►

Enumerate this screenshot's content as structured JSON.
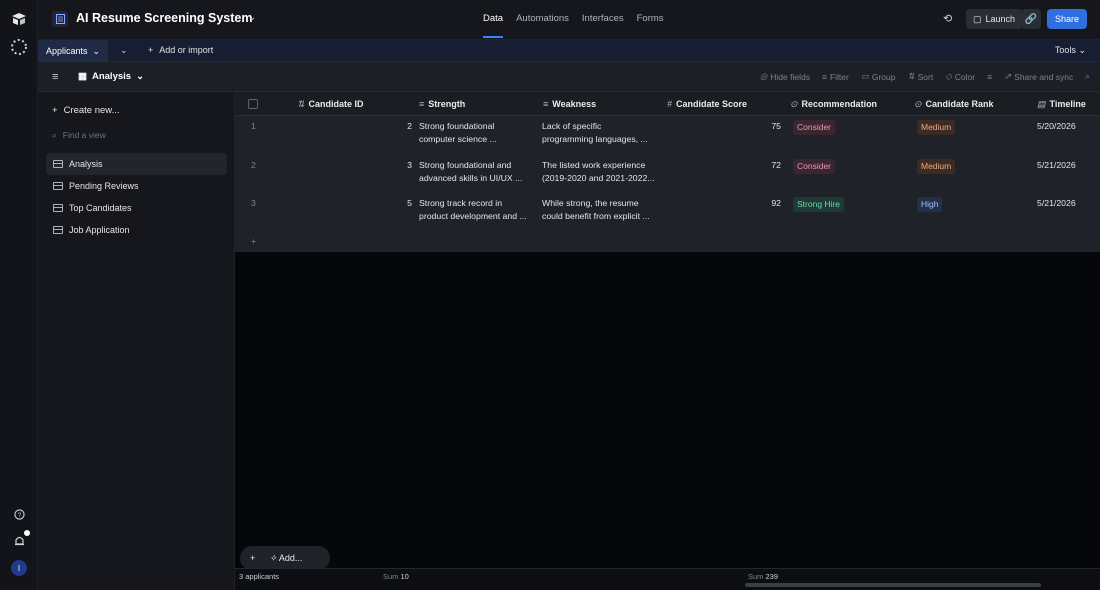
{
  "topbar": {
    "base_title": "AI Resume Screening System",
    "tabs": [
      "Data",
      "Automations",
      "Interfaces",
      "Forms"
    ],
    "active_tab": "Data",
    "launch_label": "Launch",
    "share_label": "Share"
  },
  "tablebar": {
    "table_name": "Applicants",
    "add_import_label": "Add or import",
    "tools_label": "Tools"
  },
  "viewbar": {
    "view_name": "Analysis",
    "actions": [
      "Hide fields",
      "Filter",
      "Group",
      "Sort",
      "Color",
      "Share and sync"
    ]
  },
  "sidebar": {
    "create_label": "Create new...",
    "find_placeholder": "Find a view",
    "views": [
      "Analysis",
      "Pending Reviews",
      "Top Candidates",
      "Job Application"
    ]
  },
  "grid": {
    "columns": [
      "Candidate ID",
      "Strength",
      "Weakness",
      "Candidate Score",
      "Recommendation",
      "Candidate Rank",
      "Timeline"
    ],
    "rows": [
      {
        "row": "1",
        "id": "2",
        "strength_1": "Strong foundational",
        "strength_2": "computer science ...",
        "weakness_1": "Lack of specific",
        "weakness_2": "programming languages, ...",
        "score": "75",
        "recommendation": "Consider",
        "rank": "Medium",
        "timeline": "5/20/2026"
      },
      {
        "row": "2",
        "id": "3",
        "strength_1": "Strong foundational and",
        "strength_2": "advanced skills in UI/UX ...",
        "weakness_1": "The listed work experience",
        "weakness_2": "(2019-2020 and 2021-2022...",
        "score": "72",
        "recommendation": "Consider",
        "rank": "Medium",
        "timeline": "5/21/2026"
      },
      {
        "row": "3",
        "id": "5",
        "strength_1": "Strong track record in",
        "strength_2": "product development and ...",
        "weakness_1": "While strong, the resume",
        "weakness_2": "could benefit from explicit ...",
        "score": "92",
        "recommendation": "Strong Hire",
        "rank": "High",
        "timeline": "5/21/2026"
      }
    ]
  },
  "footer": {
    "count_label": "3 applicants",
    "sum_label": "Sum",
    "sum_id": "10",
    "sum_score": "239"
  },
  "add_button_label": "Add...",
  "rail": {
    "avatar_initial": "I"
  }
}
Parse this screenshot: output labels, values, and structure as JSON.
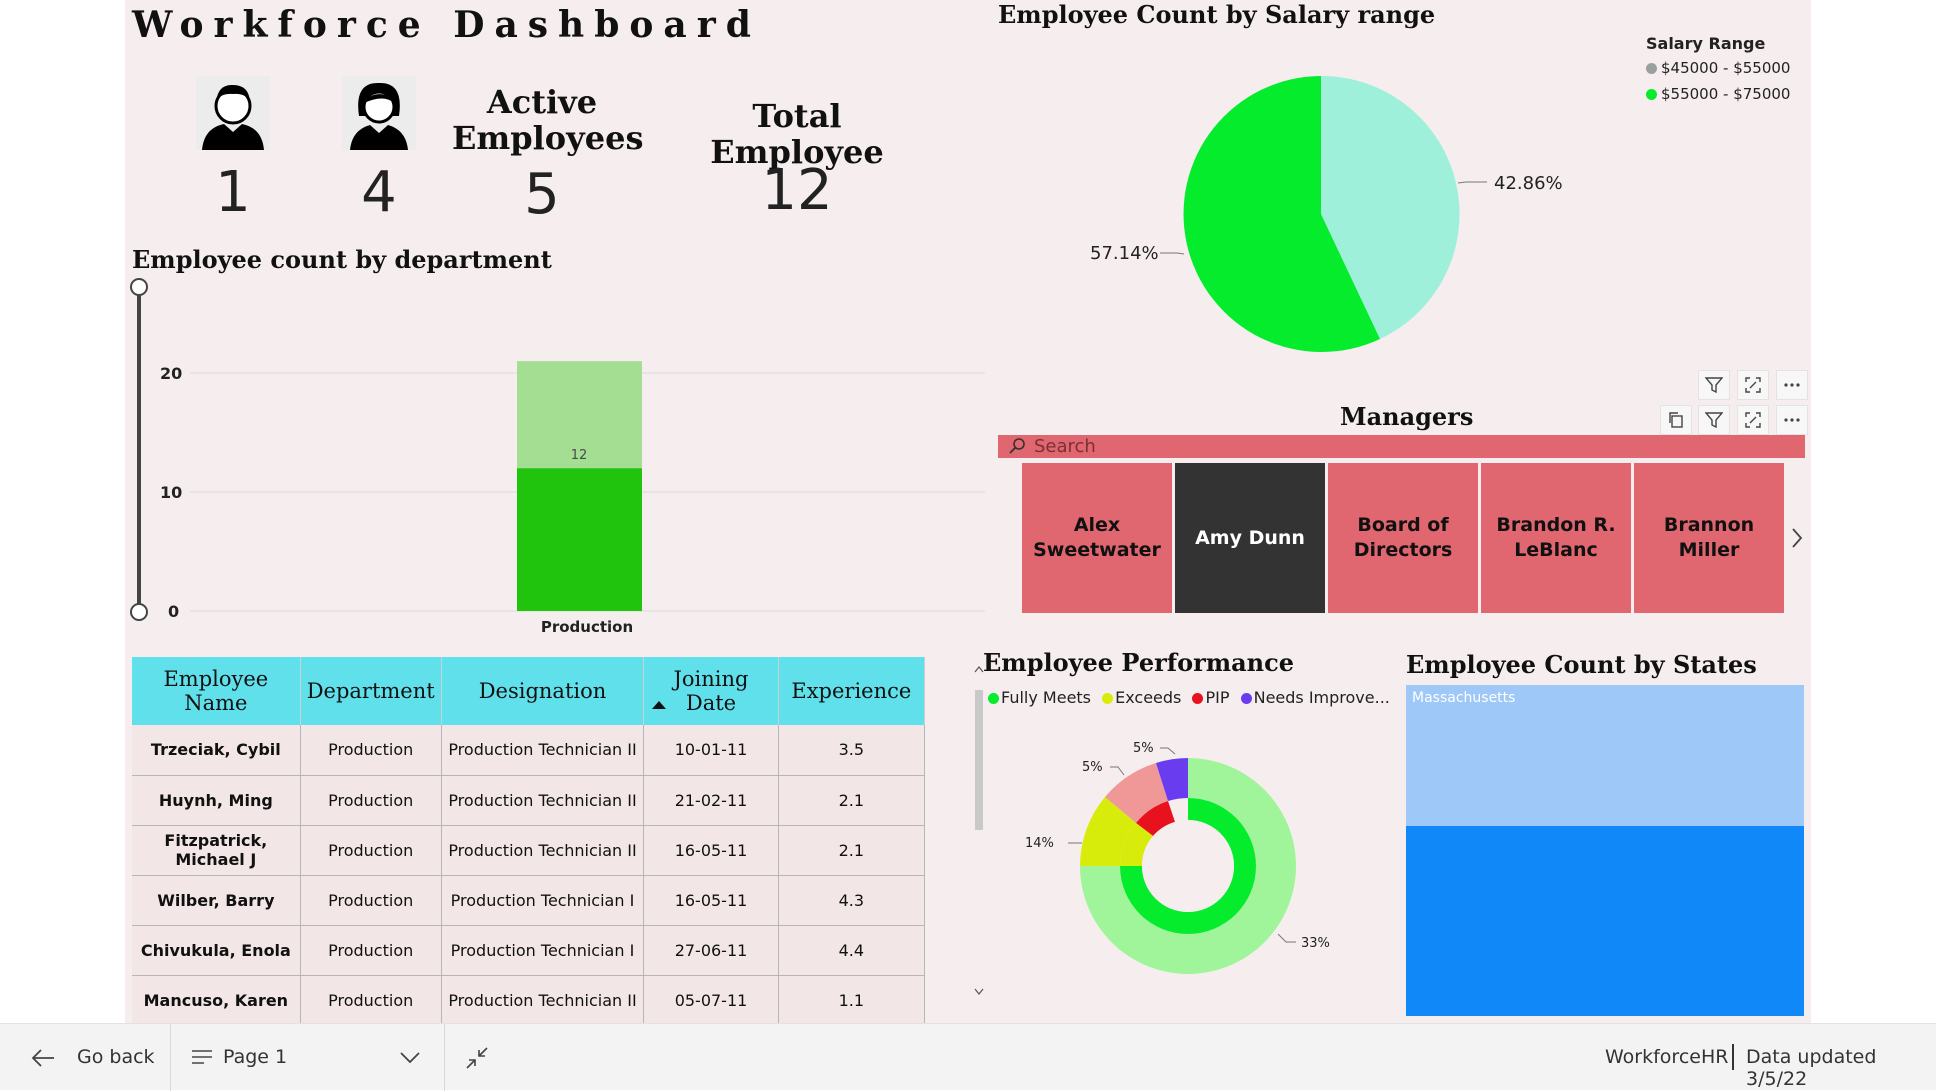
{
  "header": {
    "title": "Workforce  Dashboard"
  },
  "kpis": {
    "male_count": "1",
    "female_count": "4",
    "active_label": "Active Employees",
    "active_value": "5",
    "total_label": "Total Employee",
    "total_value": "12"
  },
  "salary_chart": {
    "title": "Employee Count by Salary range",
    "legend_title": "Salary Range",
    "legend": [
      "$45000 - $55000",
      "$55000 - $75000"
    ],
    "label_a": "42.86%",
    "label_b": "57.14%",
    "colors": {
      "a": "#9ff0da",
      "b": "#04ec2c"
    }
  },
  "dept_chart": {
    "title": "Employee count by department",
    "bar_label": "12",
    "category": "Production"
  },
  "managers": {
    "title": "Managers",
    "search_placeholder": "Search",
    "items": [
      "Alex Sweetwater",
      "Amy Dunn",
      "Board of Directors",
      "Brandon R. LeBlanc",
      "Brannon Miller"
    ],
    "selected": "Amy Dunn"
  },
  "table": {
    "columns": [
      "Employee Name",
      "Department",
      "Designation",
      "Joining Date",
      "Experience"
    ],
    "rows": [
      [
        "Trzeciak, Cybil",
        "Production",
        "Production Technician II",
        "10-01-11",
        "3.5"
      ],
      [
        "Huynh, Ming",
        "Production",
        "Production Technician II",
        "21-02-11",
        "2.1"
      ],
      [
        "Fitzpatrick, Michael J",
        "Production",
        "Production Technician II",
        "16-05-11",
        "2.1"
      ],
      [
        "Wilber, Barry",
        "Production",
        "Production Technician I",
        "16-05-11",
        "4.3"
      ],
      [
        "Chivukula, Enola",
        "Production",
        "Production Technician I",
        "27-06-11",
        "4.4"
      ],
      [
        "Mancuso, Karen",
        "Production",
        "Production Technician II",
        "05-07-11",
        "1.1"
      ]
    ]
  },
  "performance": {
    "title": "Employee Performance",
    "legend": [
      "Fully Meets",
      "Exceeds",
      "PIP",
      "Needs Improve..."
    ],
    "labels": [
      "5%",
      "5%",
      "14%",
      "33%"
    ],
    "colors": {
      "fully": "#04ec2c",
      "exceeds": "#d8ec0c",
      "pip": "#e8121e",
      "needs": "#6a3cf0"
    }
  },
  "states": {
    "title": "Employee Count by States",
    "label": "Massachusetts"
  },
  "footer": {
    "back": "Go back",
    "page": "Page 1",
    "app": "WorkforceHR",
    "updated": "Data updated 3/5/22"
  },
  "chart_data": [
    {
      "type": "pie",
      "title": "Employee Count by Salary range",
      "categories": [
        "$45000 - $55000",
        "$55000 - $75000"
      ],
      "values": [
        42.86,
        57.14
      ]
    },
    {
      "type": "bar",
      "title": "Employee count by department",
      "categories": [
        "Production"
      ],
      "series": [
        {
          "values": [
            12
          ]
        },
        {
          "values": [
            9
          ]
        }
      ],
      "ylim": [
        0,
        22
      ],
      "yticks": [
        0,
        10,
        20
      ]
    },
    {
      "type": "pie",
      "title": "Employee Performance",
      "categories": [
        "Fully Meets",
        "Exceeds",
        "PIP",
        "Needs Improve..."
      ],
      "values": [
        33,
        14,
        5,
        5
      ]
    }
  ]
}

◄

Restate the whole of the material word for word without the pictures.

#### The result:
Enumerate this screenshot's content as structured JSON.
{
  "topbar": {
    "base_title": "AI Resume Screening System",
    "tabs": [
      "Data",
      "Automations",
      "Interfaces",
      "Forms"
    ],
    "active_tab": "Data",
    "launch_label": "Launch",
    "share_label": "Share"
  },
  "tablebar": {
    "table_name": "Applicants",
    "add_import_label": "Add or import",
    "tools_label": "Tools"
  },
  "viewbar": {
    "view_name": "Analysis",
    "actions": [
      "Hide fields",
      "Filter",
      "Group",
      "Sort",
      "Color",
      "Share and sync"
    ]
  },
  "sidebar": {
    "create_label": "Create new...",
    "find_placeholder": "Find a view",
    "views": [
      "Analysis",
      "Pending Reviews",
      "Top Candidates",
      "Job Application"
    ]
  },
  "grid": {
    "columns": [
      "Candidate ID",
      "Strength",
      "Weakness",
      "Candidate Score",
      "Recommendation",
      "Candidate Rank",
      "Timeline"
    ],
    "rows": [
      {
        "row": "1",
        "id": "2",
        "strength_1": "Strong foundational",
        "strength_2": "computer science ...",
        "weakness_1": "Lack of specific",
        "weakness_2": "programming languages, ...",
        "score": "75",
        "recommendation": "Consider",
        "rank": "Medium",
        "timeline": "5/20/2026"
      },
      {
        "row": "2",
        "id": "3",
        "strength_1": "Strong foundational and",
        "strength_2": "advanced skills in UI/UX ...",
        "weakness_1": "The listed work experience",
        "weakness_2": "(2019-2020 and 2021-2022...",
        "score": "72",
        "recommendation": "Consider",
        "rank": "Medium",
        "timeline": "5/21/2026"
      },
      {
        "row": "3",
        "id": "5",
        "strength_1": "Strong track record in",
        "strength_2": "product development and ...",
        "weakness_1": "While strong, the resume",
        "weakness_2": "could benefit from explicit ...",
        "score": "92",
        "recommendation": "Strong Hire",
        "rank": "High",
        "timeline": "5/21/2026"
      }
    ]
  },
  "footer": {
    "count_label": "3 applicants",
    "sum_label": "Sum",
    "sum_id": "10",
    "sum_score": "239"
  },
  "add_button_label": "Add...",
  "rail": {
    "avatar_initial": "I"
  }
}
Parse this screenshot: output labels, values, and structure as JSON.
{
  "header": {
    "title": "Workforce  Dashboard"
  },
  "kpis": {
    "male_count": "1",
    "female_count": "4",
    "active_label": "Active Employees",
    "active_value": "5",
    "total_label": "Total Employee",
    "total_value": "12"
  },
  "salary_chart": {
    "title": "Employee Count by Salary range",
    "legend_title": "Salary Range",
    "legend": [
      "$45000 - $55000",
      "$55000 - $75000"
    ],
    "label_a": "42.86%",
    "label_b": "57.14%",
    "colors": {
      "a": "#9ff0da",
      "b": "#04ec2c"
    }
  },
  "dept_chart": {
    "title": "Employee count by department",
    "bar_label": "12",
    "category": "Production"
  },
  "managers": {
    "title": "Managers",
    "search_placeholder": "Search",
    "items": [
      "Alex Sweetwater",
      "Amy Dunn",
      "Board of Directors",
      "Brandon R. LeBlanc",
      "Brannon Miller"
    ],
    "selected": "Amy Dunn"
  },
  "table": {
    "columns": [
      "Employee Name",
      "Department",
      "Designation",
      "Joining Date",
      "Experience"
    ],
    "rows": [
      [
        "Trzeciak, Cybil",
        "Production",
        "Production Technician II",
        "10-01-11",
        "3.5"
      ],
      [
        "Huynh, Ming",
        "Production",
        "Production Technician II",
        "21-02-11",
        "2.1"
      ],
      [
        "Fitzpatrick, Michael J",
        "Production",
        "Production Technician II",
        "16-05-11",
        "2.1"
      ],
      [
        "Wilber, Barry",
        "Production",
        "Production Technician I",
        "16-05-11",
        "4.3"
      ],
      [
        "Chivukula, Enola",
        "Production",
        "Production Technician I",
        "27-06-11",
        "4.4"
      ],
      [
        "Mancuso, Karen",
        "Production",
        "Production Technician II",
        "05-07-11",
        "1.1"
      ]
    ]
  },
  "performance": {
    "title": "Employee Performance",
    "legend": [
      "Fully Meets",
      "Exceeds",
      "PIP",
      "Needs Improve..."
    ],
    "labels": [
      "5%",
      "5%",
      "14%",
      "33%"
    ],
    "colors": {
      "fully": "#04ec2c",
      "exceeds": "#d8ec0c",
      "pip": "#e8121e",
      "needs": "#6a3cf0"
    }
  },
  "states": {
    "title": "Employee Count by States",
    "label": "Massachusetts"
  },
  "footer": {
    "back": "Go back",
    "page": "Page 1",
    "app": "WorkforceHR",
    "updated": "Data updated 3/5/22"
  },
  "chart_data": [
    {
      "type": "pie",
      "title": "Employee Count by Salary range",
      "categories": [
        "$45000 - $55000",
        "$55000 - $75000"
      ],
      "values": [
        42.86,
        57.14
      ]
    },
    {
      "type": "bar",
      "title": "Employee count by department",
      "categories": [
        "Production"
      ],
      "series": [
        {
          "values": [
            12
          ]
        },
        {
          "values": [
            9
          ]
        }
      ],
      "ylim": [
        0,
        22
      ],
      "yticks": [
        0,
        10,
        20
      ]
    },
    {
      "type": "pie",
      "title": "Employee Performance",
      "categories": [
        "Fully Meets",
        "Exceeds",
        "PIP",
        "Needs Improve..."
      ],
      "values": [
        33,
        14,
        5,
        5
      ]
    }
  ]
}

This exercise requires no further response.